WORK REQUIRED:
Locate each line containing the string "наличника" and copy it out.

— begin PROVIDED DATA —

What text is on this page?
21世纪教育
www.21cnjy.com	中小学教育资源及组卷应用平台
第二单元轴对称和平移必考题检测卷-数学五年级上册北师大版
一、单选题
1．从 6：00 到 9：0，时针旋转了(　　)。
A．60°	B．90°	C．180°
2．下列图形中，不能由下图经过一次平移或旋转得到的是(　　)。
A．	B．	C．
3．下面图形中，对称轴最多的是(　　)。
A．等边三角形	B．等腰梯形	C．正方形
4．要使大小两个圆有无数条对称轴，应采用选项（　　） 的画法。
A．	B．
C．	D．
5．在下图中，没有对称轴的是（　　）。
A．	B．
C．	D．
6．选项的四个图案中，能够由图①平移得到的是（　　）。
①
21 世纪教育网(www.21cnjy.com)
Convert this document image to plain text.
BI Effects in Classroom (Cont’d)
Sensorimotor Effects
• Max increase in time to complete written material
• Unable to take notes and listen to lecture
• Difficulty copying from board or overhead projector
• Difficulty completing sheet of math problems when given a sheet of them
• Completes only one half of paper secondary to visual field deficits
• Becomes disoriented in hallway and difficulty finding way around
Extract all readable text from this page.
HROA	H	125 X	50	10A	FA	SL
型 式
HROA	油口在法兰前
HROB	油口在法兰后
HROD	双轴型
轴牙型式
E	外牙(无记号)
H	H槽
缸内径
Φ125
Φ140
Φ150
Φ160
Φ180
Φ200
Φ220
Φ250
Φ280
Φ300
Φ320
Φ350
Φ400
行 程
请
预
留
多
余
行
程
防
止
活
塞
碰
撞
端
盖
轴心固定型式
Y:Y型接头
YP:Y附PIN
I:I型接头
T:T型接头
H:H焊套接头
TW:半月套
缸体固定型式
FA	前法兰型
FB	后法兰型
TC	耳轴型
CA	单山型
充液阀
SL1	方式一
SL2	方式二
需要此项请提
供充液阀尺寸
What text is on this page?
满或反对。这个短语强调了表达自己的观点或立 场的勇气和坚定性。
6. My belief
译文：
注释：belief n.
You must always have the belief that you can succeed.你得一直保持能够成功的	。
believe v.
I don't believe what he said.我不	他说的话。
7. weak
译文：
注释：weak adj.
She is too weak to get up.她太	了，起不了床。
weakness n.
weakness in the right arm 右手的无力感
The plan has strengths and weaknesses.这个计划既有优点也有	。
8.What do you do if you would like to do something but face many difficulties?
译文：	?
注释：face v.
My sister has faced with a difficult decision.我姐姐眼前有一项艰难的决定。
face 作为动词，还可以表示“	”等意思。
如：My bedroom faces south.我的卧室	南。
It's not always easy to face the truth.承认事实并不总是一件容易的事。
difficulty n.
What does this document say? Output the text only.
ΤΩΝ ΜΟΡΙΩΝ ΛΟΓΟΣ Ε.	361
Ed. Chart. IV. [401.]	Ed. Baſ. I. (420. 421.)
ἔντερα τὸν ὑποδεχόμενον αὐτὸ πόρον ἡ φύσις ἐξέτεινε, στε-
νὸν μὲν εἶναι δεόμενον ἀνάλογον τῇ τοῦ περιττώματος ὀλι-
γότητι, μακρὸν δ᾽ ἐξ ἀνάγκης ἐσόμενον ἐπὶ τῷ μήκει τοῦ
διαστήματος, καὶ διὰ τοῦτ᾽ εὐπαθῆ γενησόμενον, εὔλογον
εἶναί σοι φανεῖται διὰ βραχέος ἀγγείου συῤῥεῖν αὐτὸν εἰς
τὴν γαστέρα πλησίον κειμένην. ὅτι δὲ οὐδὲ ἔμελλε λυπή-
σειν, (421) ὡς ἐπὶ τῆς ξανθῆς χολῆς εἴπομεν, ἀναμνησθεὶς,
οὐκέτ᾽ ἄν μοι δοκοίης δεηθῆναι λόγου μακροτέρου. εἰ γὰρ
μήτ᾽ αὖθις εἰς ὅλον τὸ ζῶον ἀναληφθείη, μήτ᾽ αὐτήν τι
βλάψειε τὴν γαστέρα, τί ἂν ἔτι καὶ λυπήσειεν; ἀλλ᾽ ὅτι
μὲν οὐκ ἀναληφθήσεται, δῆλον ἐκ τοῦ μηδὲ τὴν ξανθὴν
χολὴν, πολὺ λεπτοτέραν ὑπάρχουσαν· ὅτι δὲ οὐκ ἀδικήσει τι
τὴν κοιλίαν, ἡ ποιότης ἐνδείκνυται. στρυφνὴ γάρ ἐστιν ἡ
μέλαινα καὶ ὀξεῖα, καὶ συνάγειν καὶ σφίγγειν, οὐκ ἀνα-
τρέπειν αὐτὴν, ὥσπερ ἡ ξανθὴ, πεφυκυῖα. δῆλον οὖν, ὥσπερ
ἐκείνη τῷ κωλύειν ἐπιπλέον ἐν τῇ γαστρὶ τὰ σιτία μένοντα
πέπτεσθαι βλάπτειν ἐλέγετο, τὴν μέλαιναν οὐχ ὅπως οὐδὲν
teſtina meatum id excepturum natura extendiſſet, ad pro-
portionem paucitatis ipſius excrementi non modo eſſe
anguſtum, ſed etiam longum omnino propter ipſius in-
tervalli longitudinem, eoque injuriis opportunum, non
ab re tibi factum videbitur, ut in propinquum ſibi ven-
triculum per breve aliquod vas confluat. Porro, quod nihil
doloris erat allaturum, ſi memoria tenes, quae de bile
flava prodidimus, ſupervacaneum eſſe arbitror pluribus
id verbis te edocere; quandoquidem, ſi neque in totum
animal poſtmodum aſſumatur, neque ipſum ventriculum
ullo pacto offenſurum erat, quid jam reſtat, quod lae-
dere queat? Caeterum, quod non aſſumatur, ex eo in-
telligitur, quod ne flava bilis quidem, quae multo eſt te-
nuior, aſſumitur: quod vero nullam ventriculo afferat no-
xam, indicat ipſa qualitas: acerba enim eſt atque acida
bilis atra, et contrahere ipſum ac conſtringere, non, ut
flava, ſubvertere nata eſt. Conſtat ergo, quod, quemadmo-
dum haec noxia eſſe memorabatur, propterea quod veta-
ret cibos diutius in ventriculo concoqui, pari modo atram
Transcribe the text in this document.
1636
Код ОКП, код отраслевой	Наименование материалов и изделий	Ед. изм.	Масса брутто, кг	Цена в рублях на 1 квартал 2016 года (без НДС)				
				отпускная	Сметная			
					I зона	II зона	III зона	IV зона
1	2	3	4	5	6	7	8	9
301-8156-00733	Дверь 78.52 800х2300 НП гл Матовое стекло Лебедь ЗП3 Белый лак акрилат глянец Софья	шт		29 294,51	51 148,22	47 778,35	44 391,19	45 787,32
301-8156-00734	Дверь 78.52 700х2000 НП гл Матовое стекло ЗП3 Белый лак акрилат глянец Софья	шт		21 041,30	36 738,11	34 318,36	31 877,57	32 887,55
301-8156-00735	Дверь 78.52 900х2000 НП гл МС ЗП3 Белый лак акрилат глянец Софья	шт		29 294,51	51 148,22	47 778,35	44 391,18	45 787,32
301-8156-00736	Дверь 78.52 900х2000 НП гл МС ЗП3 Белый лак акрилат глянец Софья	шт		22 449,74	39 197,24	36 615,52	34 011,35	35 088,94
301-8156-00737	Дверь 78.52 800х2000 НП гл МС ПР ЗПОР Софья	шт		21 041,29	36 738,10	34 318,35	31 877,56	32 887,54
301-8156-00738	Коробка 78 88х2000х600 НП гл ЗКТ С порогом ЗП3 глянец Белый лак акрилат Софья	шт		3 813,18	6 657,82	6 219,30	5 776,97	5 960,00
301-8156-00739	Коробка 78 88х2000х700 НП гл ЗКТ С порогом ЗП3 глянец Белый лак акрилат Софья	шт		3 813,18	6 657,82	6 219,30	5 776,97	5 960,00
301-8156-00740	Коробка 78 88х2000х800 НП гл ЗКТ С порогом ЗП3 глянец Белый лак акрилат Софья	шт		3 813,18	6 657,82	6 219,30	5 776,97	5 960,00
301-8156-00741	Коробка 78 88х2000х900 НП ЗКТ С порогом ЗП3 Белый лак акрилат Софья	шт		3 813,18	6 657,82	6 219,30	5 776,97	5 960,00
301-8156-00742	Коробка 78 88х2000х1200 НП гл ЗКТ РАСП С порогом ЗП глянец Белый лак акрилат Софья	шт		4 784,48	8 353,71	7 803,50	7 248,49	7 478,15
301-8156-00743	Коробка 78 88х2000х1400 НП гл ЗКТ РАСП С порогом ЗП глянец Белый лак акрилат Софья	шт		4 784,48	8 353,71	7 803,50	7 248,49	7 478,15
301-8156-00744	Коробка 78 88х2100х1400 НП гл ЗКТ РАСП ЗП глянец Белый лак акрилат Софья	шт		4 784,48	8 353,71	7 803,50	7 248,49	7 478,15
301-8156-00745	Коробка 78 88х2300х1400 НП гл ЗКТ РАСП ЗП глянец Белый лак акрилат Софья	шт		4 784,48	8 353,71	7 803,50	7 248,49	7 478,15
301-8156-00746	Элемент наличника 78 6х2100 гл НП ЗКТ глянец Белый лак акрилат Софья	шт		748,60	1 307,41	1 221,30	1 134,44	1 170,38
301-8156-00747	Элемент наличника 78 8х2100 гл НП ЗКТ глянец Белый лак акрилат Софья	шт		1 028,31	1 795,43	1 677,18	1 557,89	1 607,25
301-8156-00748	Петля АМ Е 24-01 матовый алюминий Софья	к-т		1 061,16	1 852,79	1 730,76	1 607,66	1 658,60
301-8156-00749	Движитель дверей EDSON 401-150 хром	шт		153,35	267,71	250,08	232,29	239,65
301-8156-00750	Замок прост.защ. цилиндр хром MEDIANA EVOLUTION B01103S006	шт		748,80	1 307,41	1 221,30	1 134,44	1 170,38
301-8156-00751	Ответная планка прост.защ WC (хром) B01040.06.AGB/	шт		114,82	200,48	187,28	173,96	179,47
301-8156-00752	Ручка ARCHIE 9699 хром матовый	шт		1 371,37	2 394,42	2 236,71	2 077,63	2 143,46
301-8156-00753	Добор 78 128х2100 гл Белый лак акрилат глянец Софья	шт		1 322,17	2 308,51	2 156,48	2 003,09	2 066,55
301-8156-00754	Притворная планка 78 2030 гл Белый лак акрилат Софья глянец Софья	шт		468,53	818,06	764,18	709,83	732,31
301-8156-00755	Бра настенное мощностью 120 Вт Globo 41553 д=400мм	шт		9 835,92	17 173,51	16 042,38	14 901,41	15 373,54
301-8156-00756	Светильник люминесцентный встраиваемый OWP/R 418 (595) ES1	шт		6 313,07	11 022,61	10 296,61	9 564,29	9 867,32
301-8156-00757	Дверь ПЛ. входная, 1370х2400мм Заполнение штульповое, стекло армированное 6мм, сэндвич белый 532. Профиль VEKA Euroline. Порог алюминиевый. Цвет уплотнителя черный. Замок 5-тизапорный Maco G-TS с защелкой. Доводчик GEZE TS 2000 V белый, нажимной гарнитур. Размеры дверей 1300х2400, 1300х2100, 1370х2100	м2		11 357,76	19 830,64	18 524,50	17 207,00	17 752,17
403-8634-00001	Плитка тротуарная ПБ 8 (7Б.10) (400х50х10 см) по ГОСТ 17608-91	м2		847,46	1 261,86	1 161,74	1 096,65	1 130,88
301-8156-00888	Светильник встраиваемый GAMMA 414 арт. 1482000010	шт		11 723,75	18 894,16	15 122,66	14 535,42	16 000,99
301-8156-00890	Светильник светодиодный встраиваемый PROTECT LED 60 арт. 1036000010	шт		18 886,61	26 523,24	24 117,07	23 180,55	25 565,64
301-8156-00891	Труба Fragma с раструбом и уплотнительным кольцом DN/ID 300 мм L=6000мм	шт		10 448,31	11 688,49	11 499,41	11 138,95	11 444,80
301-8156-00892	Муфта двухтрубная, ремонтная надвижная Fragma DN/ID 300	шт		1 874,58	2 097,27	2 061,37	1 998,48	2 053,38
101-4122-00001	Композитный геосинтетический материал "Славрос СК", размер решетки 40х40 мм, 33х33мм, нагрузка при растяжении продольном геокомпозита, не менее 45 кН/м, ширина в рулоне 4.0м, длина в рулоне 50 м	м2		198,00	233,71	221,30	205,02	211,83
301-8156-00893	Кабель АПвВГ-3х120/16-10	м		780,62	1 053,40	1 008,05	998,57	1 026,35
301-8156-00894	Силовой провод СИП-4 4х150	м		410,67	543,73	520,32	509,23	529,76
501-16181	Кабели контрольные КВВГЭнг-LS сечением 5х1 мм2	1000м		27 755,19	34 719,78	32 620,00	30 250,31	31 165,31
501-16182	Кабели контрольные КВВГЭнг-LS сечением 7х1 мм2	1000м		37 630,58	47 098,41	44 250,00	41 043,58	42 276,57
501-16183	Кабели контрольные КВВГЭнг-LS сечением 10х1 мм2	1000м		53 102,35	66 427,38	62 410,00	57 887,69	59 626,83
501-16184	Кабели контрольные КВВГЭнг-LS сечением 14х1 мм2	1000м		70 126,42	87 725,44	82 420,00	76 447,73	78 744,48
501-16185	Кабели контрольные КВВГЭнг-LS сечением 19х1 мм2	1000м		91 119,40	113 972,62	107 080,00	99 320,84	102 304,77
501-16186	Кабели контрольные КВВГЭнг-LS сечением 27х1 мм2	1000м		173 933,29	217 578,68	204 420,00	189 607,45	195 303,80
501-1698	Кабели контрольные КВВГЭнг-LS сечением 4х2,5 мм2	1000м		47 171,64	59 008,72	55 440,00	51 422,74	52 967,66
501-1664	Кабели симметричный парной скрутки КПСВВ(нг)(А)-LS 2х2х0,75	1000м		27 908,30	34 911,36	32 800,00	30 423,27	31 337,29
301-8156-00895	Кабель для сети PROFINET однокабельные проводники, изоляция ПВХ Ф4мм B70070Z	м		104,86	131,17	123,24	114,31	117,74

— end PROVIDED DATA —

WRITTEN ANSWER:
301-8156-00746	Элемент наличника 78 6х2100 гл НП ЗКТ глянец Белый лак акрилат Софья	шт		748,60	1 307,41	1 221,30	1 134,44	1 170,38
301-8156-00747	Элемент наличника 78 8х2100 гл НП ЗКТ глянец Белый лак акрилат Софья	шт		1 028,31	1 795,43	1 677,18	1 557,89	1 607,25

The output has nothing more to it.